* BEGIN Records shown *

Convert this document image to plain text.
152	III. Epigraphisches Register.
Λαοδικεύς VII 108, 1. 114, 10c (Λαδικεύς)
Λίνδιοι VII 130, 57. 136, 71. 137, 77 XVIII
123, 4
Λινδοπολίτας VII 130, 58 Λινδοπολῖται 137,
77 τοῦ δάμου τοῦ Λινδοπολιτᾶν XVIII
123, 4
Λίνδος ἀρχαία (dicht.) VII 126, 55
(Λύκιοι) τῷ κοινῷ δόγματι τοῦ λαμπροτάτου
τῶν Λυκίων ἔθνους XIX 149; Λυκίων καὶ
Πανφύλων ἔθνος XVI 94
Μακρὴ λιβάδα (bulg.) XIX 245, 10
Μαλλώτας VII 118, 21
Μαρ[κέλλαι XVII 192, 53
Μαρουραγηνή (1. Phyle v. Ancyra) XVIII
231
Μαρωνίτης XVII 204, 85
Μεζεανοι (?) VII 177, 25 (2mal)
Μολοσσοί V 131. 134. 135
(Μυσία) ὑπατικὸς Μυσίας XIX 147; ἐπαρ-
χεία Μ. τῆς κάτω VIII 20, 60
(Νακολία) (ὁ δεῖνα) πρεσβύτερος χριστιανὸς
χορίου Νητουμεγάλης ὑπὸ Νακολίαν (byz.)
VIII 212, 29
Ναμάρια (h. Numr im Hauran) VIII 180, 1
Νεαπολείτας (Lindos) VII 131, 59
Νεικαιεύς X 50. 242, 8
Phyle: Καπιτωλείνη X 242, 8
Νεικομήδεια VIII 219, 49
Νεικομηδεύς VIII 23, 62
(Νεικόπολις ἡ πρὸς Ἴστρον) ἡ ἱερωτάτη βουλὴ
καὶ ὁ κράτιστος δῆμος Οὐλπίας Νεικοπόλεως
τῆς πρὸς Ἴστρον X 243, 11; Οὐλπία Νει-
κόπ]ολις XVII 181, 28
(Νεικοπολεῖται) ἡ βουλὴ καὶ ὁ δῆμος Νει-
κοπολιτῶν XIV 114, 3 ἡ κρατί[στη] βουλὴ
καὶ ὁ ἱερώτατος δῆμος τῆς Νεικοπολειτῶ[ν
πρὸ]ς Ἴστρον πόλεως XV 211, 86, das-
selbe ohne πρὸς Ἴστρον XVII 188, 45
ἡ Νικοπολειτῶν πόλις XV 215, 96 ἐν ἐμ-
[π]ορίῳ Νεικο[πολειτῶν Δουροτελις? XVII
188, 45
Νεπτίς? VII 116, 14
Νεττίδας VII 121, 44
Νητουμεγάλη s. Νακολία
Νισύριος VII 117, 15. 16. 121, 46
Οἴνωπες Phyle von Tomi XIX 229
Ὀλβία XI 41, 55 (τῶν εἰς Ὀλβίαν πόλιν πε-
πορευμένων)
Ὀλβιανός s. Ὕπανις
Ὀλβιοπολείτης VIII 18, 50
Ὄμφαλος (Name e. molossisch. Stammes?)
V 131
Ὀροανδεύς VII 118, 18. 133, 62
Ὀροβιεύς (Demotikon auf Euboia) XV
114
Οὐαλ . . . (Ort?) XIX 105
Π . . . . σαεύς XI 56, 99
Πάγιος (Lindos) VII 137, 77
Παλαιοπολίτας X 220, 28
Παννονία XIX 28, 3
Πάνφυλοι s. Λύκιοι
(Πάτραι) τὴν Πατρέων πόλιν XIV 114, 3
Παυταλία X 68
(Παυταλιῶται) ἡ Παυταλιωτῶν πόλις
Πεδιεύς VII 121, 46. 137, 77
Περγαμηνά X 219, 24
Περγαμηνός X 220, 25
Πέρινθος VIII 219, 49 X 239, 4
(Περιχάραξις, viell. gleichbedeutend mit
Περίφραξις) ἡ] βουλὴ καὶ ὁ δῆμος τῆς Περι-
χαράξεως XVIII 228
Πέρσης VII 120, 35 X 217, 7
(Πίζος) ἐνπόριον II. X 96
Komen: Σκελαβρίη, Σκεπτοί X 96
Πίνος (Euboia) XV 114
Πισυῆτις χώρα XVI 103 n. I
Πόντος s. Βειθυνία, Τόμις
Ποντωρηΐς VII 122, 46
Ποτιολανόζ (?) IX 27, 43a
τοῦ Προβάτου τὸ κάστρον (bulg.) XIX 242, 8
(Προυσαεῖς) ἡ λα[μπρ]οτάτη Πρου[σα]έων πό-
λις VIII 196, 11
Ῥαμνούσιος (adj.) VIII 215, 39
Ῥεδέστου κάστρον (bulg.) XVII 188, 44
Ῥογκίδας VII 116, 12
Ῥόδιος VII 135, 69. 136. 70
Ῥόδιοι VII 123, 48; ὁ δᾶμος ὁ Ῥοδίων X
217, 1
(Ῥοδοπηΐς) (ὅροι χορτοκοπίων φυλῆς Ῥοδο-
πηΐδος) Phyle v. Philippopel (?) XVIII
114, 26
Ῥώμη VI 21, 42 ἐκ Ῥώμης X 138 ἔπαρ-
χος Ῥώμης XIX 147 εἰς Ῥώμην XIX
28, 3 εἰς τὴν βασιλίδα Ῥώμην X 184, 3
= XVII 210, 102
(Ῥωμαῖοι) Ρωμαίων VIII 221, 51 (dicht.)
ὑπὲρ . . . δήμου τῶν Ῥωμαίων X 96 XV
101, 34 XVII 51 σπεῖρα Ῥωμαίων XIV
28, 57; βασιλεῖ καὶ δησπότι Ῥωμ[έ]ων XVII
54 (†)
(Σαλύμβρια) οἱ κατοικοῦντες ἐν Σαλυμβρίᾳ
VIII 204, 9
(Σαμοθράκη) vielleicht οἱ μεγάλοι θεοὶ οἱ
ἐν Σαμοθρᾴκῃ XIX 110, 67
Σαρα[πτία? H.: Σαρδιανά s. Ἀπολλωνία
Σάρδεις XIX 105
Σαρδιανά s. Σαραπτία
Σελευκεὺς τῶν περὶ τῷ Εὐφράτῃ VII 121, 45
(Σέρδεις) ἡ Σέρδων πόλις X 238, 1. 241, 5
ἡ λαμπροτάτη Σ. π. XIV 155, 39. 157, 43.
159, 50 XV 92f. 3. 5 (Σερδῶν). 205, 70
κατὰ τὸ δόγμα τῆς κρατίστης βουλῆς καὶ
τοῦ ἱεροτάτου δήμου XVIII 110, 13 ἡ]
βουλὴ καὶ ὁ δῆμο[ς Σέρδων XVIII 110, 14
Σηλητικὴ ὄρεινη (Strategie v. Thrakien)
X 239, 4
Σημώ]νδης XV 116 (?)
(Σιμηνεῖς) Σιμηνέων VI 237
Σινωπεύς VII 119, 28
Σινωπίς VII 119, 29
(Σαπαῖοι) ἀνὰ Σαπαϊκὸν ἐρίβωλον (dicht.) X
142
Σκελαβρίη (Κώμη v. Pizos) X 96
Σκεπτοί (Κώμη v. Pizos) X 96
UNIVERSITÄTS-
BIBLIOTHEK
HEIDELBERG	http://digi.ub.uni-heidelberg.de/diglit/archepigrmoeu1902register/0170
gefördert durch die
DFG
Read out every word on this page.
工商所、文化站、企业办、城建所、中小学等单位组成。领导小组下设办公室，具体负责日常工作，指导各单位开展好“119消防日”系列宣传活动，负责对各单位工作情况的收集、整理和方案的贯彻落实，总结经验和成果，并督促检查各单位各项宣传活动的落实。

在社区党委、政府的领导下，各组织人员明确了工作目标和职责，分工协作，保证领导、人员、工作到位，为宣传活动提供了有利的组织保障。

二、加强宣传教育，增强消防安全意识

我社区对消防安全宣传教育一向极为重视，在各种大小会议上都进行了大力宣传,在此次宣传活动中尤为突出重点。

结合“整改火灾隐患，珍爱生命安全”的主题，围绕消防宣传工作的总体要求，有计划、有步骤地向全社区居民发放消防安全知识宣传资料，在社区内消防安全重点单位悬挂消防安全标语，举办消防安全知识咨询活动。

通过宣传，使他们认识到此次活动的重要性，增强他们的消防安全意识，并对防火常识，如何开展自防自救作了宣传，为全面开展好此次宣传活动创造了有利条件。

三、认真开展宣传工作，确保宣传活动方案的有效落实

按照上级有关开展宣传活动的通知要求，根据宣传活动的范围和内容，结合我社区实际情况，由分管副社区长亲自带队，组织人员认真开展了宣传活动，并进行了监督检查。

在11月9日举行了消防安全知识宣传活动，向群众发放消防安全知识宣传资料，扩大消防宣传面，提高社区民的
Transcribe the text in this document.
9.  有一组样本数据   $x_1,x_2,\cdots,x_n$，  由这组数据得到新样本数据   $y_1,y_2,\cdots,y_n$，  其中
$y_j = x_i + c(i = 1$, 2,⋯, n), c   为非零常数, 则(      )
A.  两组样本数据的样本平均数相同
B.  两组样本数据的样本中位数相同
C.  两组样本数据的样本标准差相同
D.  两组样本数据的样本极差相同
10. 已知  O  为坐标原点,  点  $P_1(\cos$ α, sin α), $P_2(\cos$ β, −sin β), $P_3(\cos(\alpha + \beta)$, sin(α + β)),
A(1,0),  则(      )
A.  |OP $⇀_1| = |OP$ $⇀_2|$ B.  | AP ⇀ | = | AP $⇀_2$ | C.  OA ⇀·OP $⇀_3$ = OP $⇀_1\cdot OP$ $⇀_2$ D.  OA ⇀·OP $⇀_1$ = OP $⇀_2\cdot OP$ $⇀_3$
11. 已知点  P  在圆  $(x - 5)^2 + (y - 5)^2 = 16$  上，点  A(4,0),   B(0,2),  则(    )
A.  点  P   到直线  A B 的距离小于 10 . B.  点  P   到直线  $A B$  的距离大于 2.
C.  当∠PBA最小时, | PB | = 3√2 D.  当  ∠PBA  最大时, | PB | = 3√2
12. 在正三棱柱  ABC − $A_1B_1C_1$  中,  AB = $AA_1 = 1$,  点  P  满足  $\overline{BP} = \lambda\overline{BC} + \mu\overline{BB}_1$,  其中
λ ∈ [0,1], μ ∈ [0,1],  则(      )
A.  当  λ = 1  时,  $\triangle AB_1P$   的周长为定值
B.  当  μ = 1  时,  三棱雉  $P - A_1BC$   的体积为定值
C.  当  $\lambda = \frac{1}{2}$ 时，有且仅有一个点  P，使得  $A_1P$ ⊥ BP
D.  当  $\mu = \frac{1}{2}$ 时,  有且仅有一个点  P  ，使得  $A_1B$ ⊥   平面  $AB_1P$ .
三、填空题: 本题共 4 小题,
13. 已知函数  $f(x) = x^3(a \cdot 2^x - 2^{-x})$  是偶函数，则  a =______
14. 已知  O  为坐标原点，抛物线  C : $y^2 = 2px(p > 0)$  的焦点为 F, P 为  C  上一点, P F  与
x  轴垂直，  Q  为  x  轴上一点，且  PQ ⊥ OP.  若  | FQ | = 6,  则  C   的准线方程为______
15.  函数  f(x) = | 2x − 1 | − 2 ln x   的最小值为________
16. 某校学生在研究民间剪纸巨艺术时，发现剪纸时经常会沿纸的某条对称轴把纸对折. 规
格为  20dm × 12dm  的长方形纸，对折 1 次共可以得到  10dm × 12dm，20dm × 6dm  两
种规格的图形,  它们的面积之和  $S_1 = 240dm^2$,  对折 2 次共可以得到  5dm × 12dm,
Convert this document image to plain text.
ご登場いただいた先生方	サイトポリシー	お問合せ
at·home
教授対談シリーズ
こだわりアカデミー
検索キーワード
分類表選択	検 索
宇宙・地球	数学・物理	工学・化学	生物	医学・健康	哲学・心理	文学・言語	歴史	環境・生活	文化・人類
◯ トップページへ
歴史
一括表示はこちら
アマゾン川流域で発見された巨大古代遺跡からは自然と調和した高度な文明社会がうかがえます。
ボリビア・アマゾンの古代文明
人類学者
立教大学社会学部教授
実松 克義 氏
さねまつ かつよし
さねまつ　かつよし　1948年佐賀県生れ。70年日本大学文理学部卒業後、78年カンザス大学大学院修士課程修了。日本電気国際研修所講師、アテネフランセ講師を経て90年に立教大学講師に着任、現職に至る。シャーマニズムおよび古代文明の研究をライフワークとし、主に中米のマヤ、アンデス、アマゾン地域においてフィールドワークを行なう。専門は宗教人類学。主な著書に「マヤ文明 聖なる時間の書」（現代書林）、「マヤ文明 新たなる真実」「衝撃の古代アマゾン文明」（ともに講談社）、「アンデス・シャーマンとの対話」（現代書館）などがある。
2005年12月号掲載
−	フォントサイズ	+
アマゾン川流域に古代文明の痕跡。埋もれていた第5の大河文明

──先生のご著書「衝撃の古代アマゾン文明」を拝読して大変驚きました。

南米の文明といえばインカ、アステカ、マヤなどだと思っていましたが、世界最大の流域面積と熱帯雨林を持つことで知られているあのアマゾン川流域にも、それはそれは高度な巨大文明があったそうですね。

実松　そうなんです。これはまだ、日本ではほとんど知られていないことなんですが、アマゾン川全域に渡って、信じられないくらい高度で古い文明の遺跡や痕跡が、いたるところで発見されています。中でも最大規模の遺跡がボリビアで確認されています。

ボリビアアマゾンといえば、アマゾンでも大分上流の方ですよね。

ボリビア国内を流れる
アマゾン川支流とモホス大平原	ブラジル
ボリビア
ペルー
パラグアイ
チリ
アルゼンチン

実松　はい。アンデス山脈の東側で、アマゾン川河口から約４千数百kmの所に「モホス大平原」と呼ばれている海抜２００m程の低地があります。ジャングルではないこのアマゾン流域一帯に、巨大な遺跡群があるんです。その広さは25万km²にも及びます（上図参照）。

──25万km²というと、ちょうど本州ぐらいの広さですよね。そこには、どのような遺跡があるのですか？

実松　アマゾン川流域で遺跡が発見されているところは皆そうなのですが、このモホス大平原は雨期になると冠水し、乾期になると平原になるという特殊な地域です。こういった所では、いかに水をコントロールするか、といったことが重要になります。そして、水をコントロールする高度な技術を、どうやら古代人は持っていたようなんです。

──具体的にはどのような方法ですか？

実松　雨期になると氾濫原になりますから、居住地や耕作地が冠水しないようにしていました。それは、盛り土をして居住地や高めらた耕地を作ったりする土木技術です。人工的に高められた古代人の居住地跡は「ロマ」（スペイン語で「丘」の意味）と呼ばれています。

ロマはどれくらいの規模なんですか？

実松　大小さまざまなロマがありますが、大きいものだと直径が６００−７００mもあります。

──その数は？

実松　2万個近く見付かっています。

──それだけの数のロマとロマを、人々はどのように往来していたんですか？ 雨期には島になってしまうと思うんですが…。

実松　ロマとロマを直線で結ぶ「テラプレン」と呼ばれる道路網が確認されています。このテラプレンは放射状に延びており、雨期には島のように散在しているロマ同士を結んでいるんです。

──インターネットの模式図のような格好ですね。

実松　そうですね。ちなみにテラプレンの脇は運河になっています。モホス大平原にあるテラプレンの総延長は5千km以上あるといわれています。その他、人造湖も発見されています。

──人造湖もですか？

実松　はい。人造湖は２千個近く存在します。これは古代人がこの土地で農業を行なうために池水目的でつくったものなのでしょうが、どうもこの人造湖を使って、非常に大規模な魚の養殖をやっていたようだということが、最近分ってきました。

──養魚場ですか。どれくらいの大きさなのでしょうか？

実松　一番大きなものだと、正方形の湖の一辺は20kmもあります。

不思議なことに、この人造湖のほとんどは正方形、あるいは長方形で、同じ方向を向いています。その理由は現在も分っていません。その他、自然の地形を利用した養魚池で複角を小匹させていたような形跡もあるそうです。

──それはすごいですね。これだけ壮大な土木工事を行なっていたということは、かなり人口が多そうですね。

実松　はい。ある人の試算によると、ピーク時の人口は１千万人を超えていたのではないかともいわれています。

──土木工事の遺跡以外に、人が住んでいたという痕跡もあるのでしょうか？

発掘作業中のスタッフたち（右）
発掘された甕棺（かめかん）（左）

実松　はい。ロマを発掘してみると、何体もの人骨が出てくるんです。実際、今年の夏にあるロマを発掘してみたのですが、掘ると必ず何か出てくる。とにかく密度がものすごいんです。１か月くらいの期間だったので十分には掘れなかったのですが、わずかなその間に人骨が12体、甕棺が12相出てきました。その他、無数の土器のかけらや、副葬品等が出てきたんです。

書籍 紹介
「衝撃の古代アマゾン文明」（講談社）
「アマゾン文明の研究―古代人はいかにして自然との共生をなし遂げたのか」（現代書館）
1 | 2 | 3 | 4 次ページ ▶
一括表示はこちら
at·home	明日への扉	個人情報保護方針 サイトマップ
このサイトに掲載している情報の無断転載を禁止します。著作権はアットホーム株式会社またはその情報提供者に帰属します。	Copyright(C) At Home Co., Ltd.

* END Records shown *

* [What you should do]:
Identify the lines of the entries containing the string "δῆμος". Copy each such line.

* [Solution]:
καὶ ὁ κράτιστος δῆμος Οὐλπίας Νεικοπόλεως
(Νεικοπολεῖται) ἡ βουλὴ καὶ ὁ δῆμος Νει-
καὶ ὁ ἱερώτατος δῆμος τῆς Νεικοπολειτῶ[ν
Περίφραξις) ἡ] βουλὴ καὶ ὁ δῆμος τῆς Περι-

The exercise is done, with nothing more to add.